▸ **Problem**: Using the data that follows, return exactly the lines from the one that contains "Reverse-engineer this chart into JSON." through the one that contains "Enumerate this screenshot's", ends included.

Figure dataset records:

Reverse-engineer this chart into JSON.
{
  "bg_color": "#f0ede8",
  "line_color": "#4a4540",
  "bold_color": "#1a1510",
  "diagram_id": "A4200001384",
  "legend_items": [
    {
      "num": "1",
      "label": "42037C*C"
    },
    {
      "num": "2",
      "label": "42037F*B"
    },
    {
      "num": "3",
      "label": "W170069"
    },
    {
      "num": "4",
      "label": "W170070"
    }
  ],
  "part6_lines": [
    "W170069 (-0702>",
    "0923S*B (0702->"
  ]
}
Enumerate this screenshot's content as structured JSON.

...

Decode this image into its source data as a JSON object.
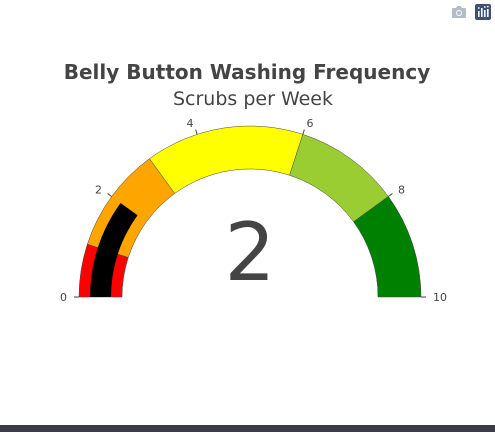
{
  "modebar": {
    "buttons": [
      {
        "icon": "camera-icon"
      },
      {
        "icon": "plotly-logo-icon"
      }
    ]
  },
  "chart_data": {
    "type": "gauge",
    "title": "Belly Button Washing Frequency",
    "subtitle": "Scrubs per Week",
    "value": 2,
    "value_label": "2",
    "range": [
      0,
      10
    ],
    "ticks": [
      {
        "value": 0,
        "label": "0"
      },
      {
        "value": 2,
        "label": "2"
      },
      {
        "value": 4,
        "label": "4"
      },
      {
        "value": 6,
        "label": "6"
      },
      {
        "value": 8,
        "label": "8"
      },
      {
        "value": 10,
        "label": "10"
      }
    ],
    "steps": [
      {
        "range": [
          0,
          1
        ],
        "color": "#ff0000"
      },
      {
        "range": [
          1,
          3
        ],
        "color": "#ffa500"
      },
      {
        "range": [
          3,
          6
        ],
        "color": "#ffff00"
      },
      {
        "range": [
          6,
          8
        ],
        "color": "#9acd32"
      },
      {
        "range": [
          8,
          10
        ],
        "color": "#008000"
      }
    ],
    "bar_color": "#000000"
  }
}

▸ **The solution**:
Reverse-engineer this chart into JSON.
{
  "bg_color": "#f0ede8",
  "line_color": "#4a4540",
  "bold_color": "#1a1510",
  "diagram_id": "A4200001384",
  "legend_items": [
    {
      "num": "1",
      "label": "42037C*C"
    },
    {
      "num": "2",
      "label": "42037F*B"
    },
    {
      "num": "3",
      "label": "W170069"
    },
    {
      "num": "4",
      "label": "W170070"
    }
  ],
  "part6_lines": [
    "W170069 (-0702>",
    "0923S*B (0702->"
  ]
}
Enumerate this screenshot's content as structured JSON.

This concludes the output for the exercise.